▶ [LISTED RECORDS]
++++
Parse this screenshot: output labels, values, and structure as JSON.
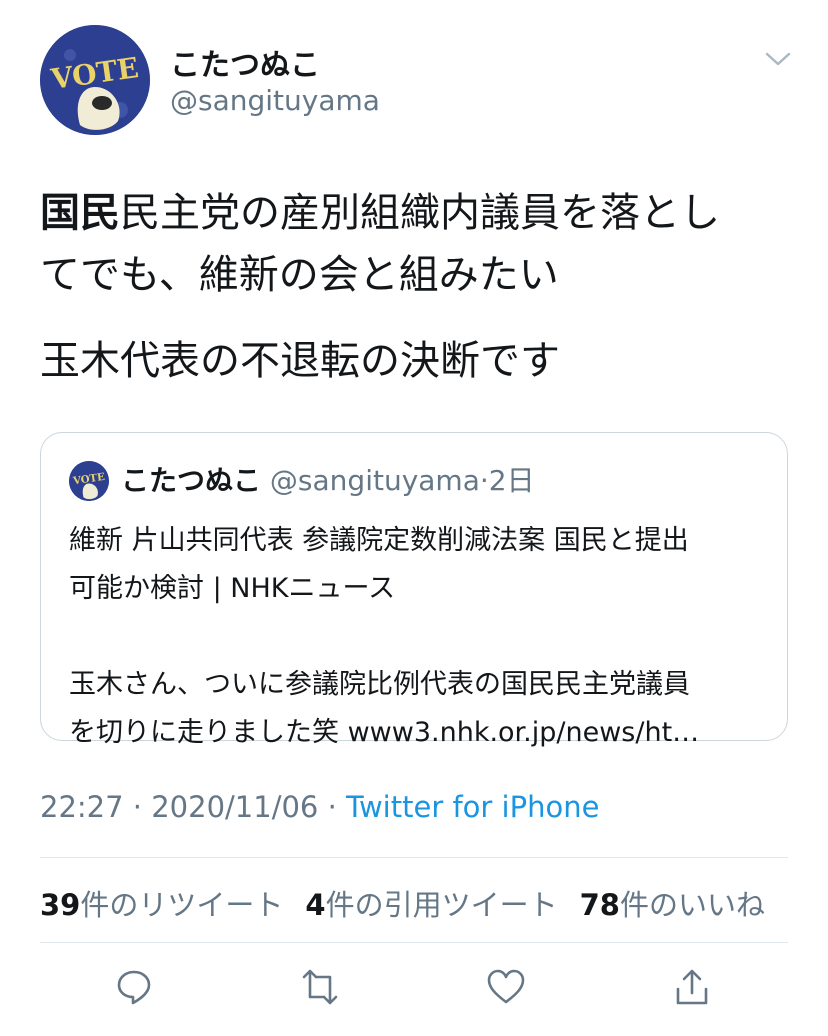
{
  "author": {
    "display_name": "こたつぬこ",
    "handle": "@sangituyama",
    "avatar_text": "VOTE"
  },
  "tweet": {
    "bold_prefix": "国民",
    "line1_rest": "民主党の産別組織内議員を落とし",
    "line2": "てでも、維新の会と組みたい",
    "line3": "玉木代表の不退転の決断です"
  },
  "quote": {
    "display_name": "こたつぬこ",
    "handle": "@sangituyama",
    "separator": "·",
    "age": "2日",
    "lines": [
      "維新 片山共同代表 参議院定数削減法案 国民と提出",
      "可能か検討 | NHKニュース",
      "玉木さん、ついに参議院比例代表の国民民主党議員",
      "を切りに走りました笑 www3.nhk.or.jp/news/ht…"
    ]
  },
  "meta": {
    "time": "22:27",
    "sep1": "·",
    "date": "2020/11/06",
    "sep2": "·",
    "source": "Twitter for iPhone"
  },
  "stats": {
    "retweets_count": "39",
    "retweets_label": "件のリツイート",
    "quotes_count": "4",
    "quotes_label": "件の引用ツイート",
    "likes_count": "78",
    "likes_label": "件のいいね"
  },
  "icons": {
    "reply": "reply-icon",
    "retweet": "retweet-icon",
    "like": "like-icon",
    "share": "share-icon",
    "caret": "chevron-down-icon"
  },
  "colors": {
    "text": "#14171a",
    "secondary": "#657786",
    "link": "#1b95e0",
    "border": "#ccd6dd"
  }
}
++++
Keep the pictures out of the copy and return the rest of the data above exactly.

Parse this screenshot: output labels, values, and structure as JSON.
{
  "author": {
    "display_name": "こたつぬこ",
    "handle": "@sangituyama",
    "avatar_text": "VOTE"
  },
  "tweet": {
    "bold_prefix": "国民",
    "line1_rest": "民主党の産別組織内議員を落とし",
    "line2": "てでも、維新の会と組みたい",
    "line3": "玉木代表の不退転の決断です"
  },
  "quote": {
    "display_name": "こたつぬこ",
    "handle": "@sangituyama",
    "separator": "·",
    "age": "2日",
    "lines": [
      "維新 片山共同代表 参議院定数削減法案 国民と提出",
      "可能か検討 | NHKニュース",
      "玉木さん、ついに参議院比例代表の国民民主党議員",
      "を切りに走りました笑 www3.nhk.or.jp/news/ht…"
    ]
  },
  "meta": {
    "time": "22:27",
    "sep1": "·",
    "date": "2020/11/06",
    "sep2": "·",
    "source": "Twitter for iPhone"
  },
  "stats": {
    "retweets_count": "39",
    "retweets_label": "件のリツイート",
    "quotes_count": "4",
    "quotes_label": "件の引用ツイート",
    "likes_count": "78",
    "likes_label": "件のいいね"
  },
  "icons": {
    "reply": "reply-icon",
    "retweet": "retweet-icon",
    "like": "like-icon",
    "share": "share-icon",
    "caret": "chevron-down-icon"
  },
  "colors": {
    "text": "#14171a",
    "secondary": "#657786",
    "link": "#1b95e0",
    "border": "#ccd6dd"
  }
}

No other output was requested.